# Exercise task
Work out how many lines in the listing below include the word "text"; answer with the number alone.

# Data section
--

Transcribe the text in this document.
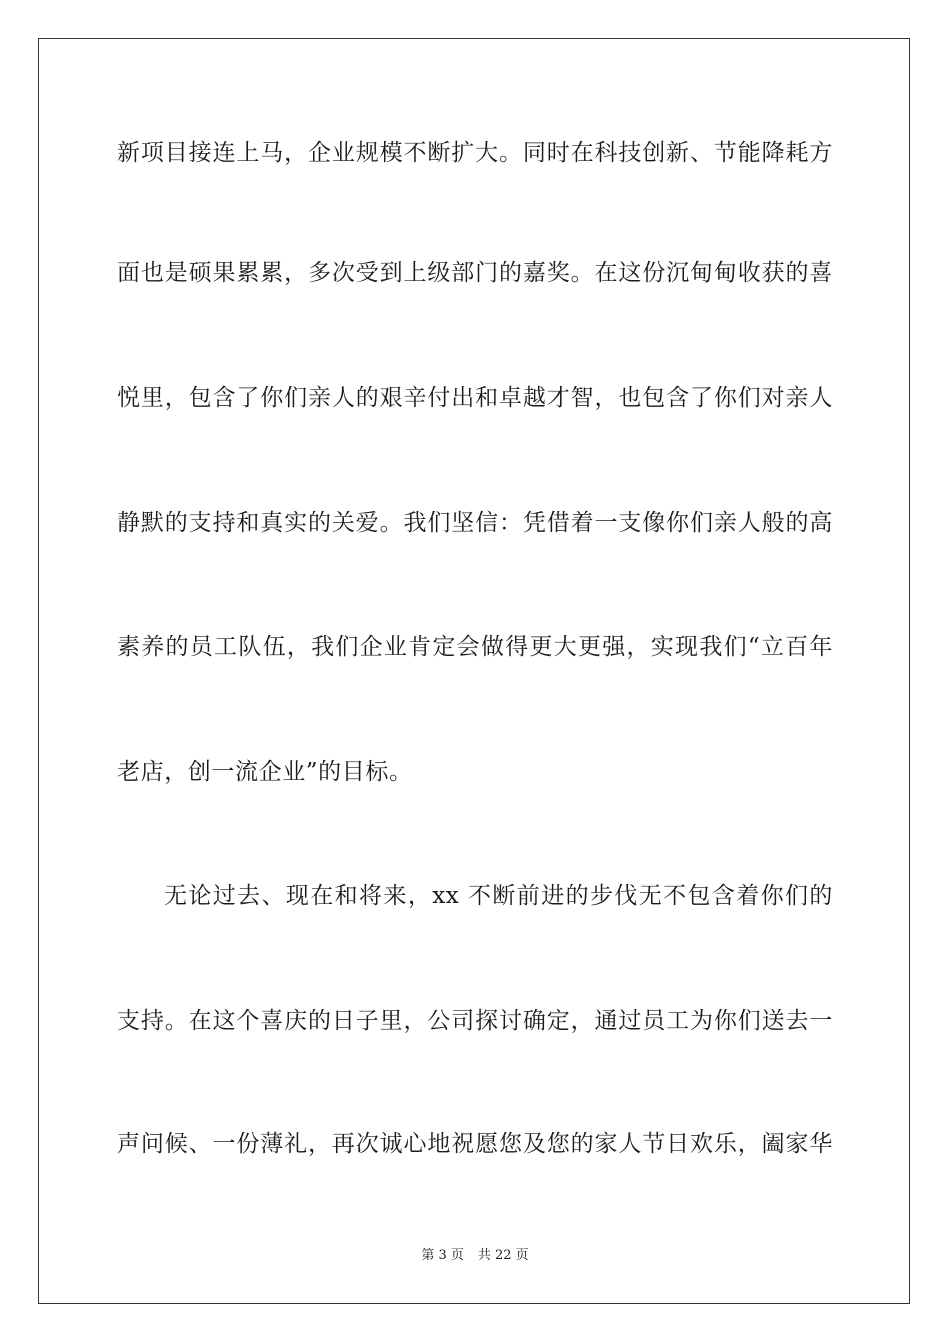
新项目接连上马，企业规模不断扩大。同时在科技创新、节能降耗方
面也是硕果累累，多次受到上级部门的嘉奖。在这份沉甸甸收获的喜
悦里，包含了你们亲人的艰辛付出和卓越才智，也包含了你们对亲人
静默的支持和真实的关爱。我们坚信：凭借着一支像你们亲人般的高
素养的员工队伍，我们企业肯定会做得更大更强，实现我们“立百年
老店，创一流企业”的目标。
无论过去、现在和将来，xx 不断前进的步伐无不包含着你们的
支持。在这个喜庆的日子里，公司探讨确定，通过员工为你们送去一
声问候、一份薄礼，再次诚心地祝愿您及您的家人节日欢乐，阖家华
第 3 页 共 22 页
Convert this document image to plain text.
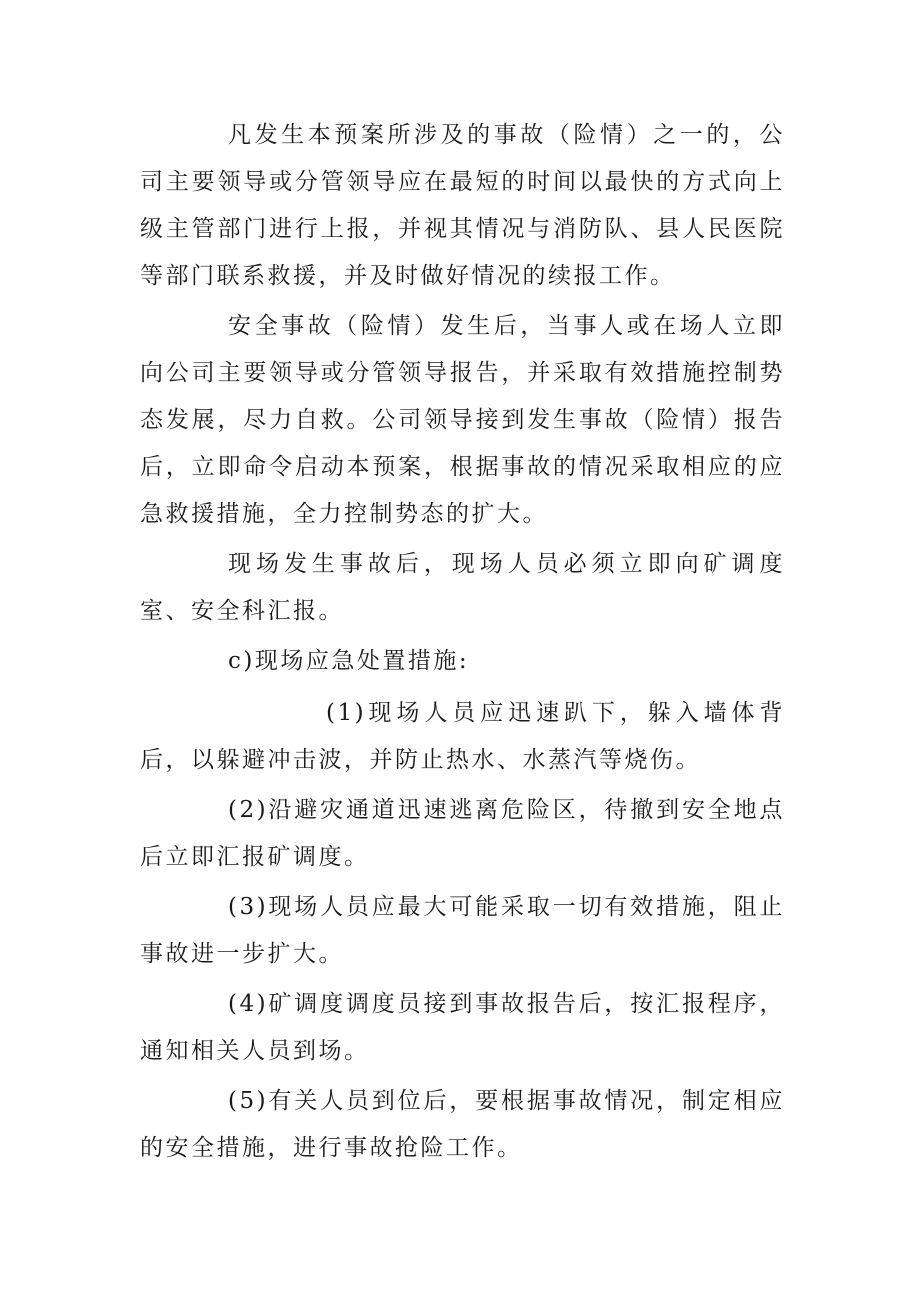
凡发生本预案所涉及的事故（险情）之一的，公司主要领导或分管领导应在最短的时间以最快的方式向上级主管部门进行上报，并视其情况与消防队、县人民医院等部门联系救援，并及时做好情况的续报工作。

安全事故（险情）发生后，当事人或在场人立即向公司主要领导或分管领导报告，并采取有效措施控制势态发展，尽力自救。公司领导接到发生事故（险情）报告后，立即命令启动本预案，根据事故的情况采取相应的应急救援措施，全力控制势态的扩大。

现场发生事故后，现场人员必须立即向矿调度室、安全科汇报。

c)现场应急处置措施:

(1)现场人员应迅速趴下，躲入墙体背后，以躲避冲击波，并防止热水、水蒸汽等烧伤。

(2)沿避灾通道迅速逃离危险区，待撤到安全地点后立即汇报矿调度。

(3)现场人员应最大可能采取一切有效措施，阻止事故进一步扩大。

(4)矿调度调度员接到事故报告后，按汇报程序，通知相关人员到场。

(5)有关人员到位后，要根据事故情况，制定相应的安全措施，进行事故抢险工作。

--

# Solved exercise
2